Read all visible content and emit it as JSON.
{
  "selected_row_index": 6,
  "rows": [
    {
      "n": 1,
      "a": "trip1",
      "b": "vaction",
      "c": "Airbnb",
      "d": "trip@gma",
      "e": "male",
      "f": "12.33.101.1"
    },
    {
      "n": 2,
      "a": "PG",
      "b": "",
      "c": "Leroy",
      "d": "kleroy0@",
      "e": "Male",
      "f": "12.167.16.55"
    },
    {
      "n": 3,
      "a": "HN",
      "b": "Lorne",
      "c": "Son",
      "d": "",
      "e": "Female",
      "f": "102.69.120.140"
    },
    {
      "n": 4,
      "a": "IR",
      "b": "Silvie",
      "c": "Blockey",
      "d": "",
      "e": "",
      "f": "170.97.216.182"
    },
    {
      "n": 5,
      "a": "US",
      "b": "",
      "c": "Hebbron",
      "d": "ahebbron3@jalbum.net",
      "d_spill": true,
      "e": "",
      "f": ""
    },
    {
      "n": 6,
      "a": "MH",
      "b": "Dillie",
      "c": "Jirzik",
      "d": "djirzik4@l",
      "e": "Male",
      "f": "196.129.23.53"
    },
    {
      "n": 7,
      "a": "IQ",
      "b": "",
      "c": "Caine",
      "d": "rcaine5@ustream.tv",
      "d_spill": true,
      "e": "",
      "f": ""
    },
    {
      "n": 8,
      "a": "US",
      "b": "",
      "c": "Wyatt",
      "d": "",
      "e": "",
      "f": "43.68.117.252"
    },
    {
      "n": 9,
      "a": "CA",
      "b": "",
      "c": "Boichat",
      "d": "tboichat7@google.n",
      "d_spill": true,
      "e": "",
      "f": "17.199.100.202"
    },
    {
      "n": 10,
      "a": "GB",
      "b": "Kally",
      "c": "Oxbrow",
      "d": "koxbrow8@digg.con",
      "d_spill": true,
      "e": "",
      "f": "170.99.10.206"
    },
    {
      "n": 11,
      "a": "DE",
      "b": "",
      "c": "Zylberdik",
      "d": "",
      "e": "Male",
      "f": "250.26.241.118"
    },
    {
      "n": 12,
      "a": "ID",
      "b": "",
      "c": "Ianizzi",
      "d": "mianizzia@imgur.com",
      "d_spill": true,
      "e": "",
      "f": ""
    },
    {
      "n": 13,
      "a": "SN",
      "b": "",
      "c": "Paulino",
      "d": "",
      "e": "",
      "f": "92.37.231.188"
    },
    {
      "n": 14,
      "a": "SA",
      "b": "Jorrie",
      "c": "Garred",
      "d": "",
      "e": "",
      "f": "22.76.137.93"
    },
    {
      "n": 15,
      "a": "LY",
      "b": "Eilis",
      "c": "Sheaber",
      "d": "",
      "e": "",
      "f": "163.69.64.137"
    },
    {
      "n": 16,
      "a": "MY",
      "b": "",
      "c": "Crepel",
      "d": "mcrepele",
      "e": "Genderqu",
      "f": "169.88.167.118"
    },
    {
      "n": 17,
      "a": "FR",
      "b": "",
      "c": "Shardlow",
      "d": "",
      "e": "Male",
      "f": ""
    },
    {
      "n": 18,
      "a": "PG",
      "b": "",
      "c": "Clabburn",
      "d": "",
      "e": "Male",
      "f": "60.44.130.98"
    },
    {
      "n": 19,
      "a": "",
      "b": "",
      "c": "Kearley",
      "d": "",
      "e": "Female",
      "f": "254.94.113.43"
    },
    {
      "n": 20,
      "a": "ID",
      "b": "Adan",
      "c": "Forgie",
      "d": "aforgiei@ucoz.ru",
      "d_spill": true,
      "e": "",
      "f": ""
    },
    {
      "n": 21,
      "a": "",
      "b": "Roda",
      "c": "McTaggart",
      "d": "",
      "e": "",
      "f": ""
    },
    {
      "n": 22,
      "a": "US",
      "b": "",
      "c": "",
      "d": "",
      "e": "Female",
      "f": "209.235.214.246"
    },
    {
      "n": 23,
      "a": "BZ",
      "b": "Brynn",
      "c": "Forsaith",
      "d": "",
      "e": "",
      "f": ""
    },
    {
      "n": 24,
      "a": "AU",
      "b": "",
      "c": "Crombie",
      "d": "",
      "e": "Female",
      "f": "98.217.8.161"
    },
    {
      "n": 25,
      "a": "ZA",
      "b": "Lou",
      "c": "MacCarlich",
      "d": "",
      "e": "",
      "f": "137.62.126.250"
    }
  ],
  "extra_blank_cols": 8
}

---

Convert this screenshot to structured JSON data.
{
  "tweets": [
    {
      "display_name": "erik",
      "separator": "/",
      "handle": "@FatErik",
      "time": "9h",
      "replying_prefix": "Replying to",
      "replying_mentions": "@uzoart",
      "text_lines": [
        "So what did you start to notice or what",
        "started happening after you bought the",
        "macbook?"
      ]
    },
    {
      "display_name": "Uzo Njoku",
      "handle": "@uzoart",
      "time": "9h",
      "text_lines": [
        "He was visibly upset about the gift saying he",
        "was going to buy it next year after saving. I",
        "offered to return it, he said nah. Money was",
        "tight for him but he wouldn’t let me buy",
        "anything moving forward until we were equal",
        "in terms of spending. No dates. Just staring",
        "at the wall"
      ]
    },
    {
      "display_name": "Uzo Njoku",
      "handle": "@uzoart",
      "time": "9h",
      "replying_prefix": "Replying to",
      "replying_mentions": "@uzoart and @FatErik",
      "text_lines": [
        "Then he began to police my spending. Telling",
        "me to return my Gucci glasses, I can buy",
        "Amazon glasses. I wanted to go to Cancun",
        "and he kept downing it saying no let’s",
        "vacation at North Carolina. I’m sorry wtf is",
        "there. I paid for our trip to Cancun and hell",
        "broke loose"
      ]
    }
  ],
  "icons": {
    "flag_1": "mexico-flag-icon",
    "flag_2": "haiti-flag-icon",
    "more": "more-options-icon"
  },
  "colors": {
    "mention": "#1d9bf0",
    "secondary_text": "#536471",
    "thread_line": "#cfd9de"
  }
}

__Goal of the exercise__: Pick out every line with the string "uzoart" and copy it.

__Full response__:
      "replying_mentions": "@uzoart",
      "handle": "@uzoart",
      "handle": "@uzoart",
      "replying_mentions": "@uzoart and @FatErik",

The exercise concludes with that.